For the entries that follow, tally the lines holding the string "JSON". Give the total and nothing else.

---------- DATA FOR THIS EXERCISE

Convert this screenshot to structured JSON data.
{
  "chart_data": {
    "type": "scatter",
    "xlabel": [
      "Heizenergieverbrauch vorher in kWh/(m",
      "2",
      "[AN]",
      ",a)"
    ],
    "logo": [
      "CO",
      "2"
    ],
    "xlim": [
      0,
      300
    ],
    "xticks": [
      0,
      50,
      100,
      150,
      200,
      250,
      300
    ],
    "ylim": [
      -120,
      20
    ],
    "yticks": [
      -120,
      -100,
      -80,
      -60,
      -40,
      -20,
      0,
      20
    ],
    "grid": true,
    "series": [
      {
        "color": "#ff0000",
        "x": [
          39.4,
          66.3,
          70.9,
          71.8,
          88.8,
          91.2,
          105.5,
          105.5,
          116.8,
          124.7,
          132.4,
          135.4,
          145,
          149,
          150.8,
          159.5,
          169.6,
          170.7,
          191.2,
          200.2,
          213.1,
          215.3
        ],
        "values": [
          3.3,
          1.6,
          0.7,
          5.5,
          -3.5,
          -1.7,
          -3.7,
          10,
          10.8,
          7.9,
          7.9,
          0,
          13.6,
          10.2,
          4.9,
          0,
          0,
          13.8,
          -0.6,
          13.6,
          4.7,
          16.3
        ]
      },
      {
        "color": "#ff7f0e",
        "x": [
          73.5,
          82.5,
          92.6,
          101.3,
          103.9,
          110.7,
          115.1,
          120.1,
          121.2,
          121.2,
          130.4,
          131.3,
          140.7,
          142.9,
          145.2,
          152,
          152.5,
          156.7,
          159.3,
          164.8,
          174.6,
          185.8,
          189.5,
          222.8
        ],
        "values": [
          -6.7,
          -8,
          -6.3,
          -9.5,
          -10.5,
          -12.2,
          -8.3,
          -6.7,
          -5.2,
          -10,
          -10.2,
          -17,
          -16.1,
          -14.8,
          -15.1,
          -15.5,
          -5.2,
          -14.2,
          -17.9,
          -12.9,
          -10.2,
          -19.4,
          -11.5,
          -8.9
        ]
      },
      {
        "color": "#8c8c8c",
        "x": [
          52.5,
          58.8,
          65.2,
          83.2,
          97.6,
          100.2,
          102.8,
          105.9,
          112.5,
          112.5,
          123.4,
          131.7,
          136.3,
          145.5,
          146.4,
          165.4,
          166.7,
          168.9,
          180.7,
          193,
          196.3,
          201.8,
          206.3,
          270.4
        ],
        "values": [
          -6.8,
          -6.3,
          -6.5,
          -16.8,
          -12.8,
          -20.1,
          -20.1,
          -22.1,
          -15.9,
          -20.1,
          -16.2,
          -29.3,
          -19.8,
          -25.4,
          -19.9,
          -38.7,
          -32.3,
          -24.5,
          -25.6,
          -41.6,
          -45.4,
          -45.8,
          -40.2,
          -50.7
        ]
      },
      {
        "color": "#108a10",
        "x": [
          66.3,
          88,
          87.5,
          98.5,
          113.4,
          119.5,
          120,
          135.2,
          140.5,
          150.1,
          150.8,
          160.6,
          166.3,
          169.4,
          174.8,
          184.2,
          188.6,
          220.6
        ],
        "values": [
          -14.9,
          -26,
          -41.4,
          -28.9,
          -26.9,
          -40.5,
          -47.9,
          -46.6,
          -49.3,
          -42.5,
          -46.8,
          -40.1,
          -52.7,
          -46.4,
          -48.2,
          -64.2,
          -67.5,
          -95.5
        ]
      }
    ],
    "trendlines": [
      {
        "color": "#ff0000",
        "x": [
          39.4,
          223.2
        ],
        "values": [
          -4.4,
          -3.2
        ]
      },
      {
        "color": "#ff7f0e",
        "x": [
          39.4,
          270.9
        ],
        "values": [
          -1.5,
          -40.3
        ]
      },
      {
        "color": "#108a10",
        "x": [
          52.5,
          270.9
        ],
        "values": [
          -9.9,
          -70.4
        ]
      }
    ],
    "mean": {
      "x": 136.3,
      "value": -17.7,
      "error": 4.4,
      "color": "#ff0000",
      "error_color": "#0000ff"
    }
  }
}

--------------------
---------- DATA FOR THIS EXERCISE

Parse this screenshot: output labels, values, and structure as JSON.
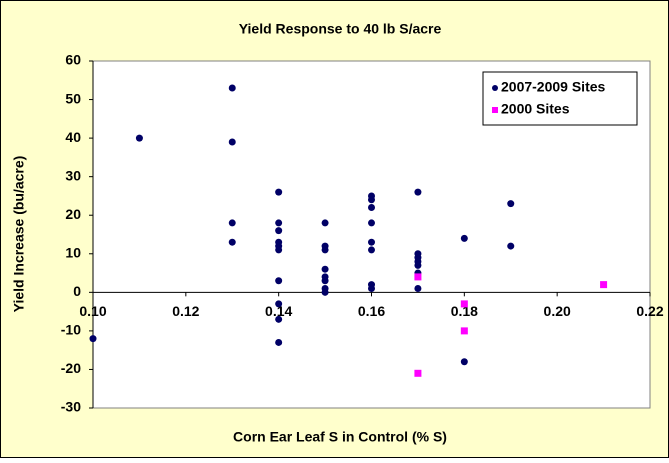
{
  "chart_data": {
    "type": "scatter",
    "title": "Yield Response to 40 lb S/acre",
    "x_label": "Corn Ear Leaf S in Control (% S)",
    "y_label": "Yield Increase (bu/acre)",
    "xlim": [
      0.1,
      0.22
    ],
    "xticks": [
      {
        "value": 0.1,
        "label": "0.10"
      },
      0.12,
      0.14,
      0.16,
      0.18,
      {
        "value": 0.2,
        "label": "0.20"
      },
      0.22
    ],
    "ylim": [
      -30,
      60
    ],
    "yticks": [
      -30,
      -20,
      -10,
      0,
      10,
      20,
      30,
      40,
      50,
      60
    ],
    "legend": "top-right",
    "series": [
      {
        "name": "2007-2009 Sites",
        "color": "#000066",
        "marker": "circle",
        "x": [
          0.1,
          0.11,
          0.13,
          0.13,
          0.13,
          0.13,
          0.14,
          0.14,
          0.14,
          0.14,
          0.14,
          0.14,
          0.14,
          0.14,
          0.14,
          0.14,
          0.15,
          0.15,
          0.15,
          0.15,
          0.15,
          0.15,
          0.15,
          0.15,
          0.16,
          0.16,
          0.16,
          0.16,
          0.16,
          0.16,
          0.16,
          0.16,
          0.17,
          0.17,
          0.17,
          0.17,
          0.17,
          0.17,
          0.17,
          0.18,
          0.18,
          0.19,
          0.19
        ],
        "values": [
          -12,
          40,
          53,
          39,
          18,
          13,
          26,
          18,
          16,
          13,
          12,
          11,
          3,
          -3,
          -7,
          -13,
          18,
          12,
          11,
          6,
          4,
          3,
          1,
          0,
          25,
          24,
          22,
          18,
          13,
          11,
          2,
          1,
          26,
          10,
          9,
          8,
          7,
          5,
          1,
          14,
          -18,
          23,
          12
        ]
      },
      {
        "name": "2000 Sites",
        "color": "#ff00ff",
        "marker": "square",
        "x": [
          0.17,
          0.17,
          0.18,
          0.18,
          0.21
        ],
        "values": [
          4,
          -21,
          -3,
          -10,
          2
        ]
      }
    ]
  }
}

--------------------

# EXPECTED ANSWER:
2